**YOUR INSTRUCTIONS**: Write out the material exactly. Do not include the pictures.

(Dataset excerpts)
* * *

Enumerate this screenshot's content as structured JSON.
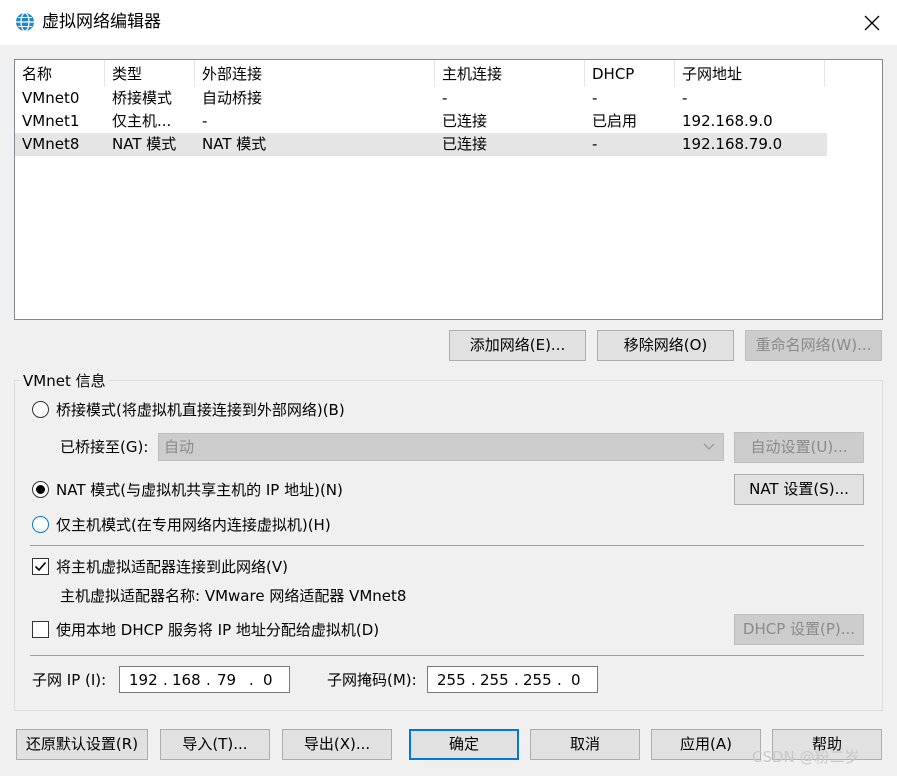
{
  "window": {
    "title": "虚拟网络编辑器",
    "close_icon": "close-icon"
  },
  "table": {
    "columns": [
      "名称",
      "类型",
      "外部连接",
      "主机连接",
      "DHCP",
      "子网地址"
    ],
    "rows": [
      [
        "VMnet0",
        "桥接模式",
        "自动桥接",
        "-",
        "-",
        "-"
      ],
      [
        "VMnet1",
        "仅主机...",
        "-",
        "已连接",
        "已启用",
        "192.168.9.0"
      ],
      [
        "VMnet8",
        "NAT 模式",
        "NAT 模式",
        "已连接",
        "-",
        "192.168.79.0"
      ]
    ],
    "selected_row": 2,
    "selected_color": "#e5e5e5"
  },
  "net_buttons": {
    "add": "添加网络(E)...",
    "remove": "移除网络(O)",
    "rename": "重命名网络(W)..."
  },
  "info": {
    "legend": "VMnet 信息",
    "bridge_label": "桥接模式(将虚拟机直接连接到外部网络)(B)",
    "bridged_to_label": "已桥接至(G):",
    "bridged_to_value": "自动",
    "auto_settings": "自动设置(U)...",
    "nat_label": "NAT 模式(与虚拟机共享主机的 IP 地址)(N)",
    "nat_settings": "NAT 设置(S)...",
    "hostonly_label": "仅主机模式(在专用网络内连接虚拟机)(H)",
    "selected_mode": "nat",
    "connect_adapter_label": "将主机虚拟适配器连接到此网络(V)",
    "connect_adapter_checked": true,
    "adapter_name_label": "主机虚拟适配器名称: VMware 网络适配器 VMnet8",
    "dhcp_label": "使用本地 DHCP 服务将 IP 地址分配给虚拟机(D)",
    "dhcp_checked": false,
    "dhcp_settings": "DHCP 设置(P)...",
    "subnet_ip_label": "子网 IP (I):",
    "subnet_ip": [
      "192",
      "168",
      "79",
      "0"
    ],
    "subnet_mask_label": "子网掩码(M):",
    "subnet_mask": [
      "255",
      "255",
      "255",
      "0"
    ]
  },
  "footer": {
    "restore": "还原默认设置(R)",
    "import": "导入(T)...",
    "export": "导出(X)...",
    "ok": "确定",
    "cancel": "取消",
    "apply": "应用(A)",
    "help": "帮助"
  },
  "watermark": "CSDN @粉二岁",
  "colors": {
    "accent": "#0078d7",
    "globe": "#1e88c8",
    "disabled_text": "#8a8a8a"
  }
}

* * *

**RESULT FOR THIS TASK**:
Enumerate this screenshot's content as structured JSON.
{
  "window": {
    "title": "虚拟网络编辑器",
    "close_icon": "close-icon"
  },
  "table": {
    "columns": [
      "名称",
      "类型",
      "外部连接",
      "主机连接",
      "DHCP",
      "子网地址"
    ],
    "rows": [
      [
        "VMnet0",
        "桥接模式",
        "自动桥接",
        "-",
        "-",
        "-"
      ],
      [
        "VMnet1",
        "仅主机...",
        "-",
        "已连接",
        "已启用",
        "192.168.9.0"
      ],
      [
        "VMnet8",
        "NAT 模式",
        "NAT 模式",
        "已连接",
        "-",
        "192.168.79.0"
      ]
    ],
    "selected_row": 2,
    "selected_color": "#e5e5e5"
  },
  "net_buttons": {
    "add": "添加网络(E)...",
    "remove": "移除网络(O)",
    "rename": "重命名网络(W)..."
  },
  "info": {
    "legend": "VMnet 信息",
    "bridge_label": "桥接模式(将虚拟机直接连接到外部网络)(B)",
    "bridged_to_label": "已桥接至(G):",
    "bridged_to_value": "自动",
    "auto_settings": "自动设置(U)...",
    "nat_label": "NAT 模式(与虚拟机共享主机的 IP 地址)(N)",
    "nat_settings": "NAT 设置(S)...",
    "hostonly_label": "仅主机模式(在专用网络内连接虚拟机)(H)",
    "selected_mode": "nat",
    "connect_adapter_label": "将主机虚拟适配器连接到此网络(V)",
    "connect_adapter_checked": true,
    "adapter_name_label": "主机虚拟适配器名称: VMware 网络适配器 VMnet8",
    "dhcp_label": "使用本地 DHCP 服务将 IP 地址分配给虚拟机(D)",
    "dhcp_checked": false,
    "dhcp_settings": "DHCP 设置(P)...",
    "subnet_ip_label": "子网 IP (I):",
    "subnet_ip": [
      "192",
      "168",
      "79",
      "0"
    ],
    "subnet_mask_label": "子网掩码(M):",
    "subnet_mask": [
      "255",
      "255",
      "255",
      "0"
    ]
  },
  "footer": {
    "restore": "还原默认设置(R)",
    "import": "导入(T)...",
    "export": "导出(X)...",
    "ok": "确定",
    "cancel": "取消",
    "apply": "应用(A)",
    "help": "帮助"
  },
  "watermark": "CSDN @粉二岁",
  "colors": {
    "accent": "#0078d7",
    "globe": "#1e88c8",
    "disabled_text": "#8a8a8a"
  }
}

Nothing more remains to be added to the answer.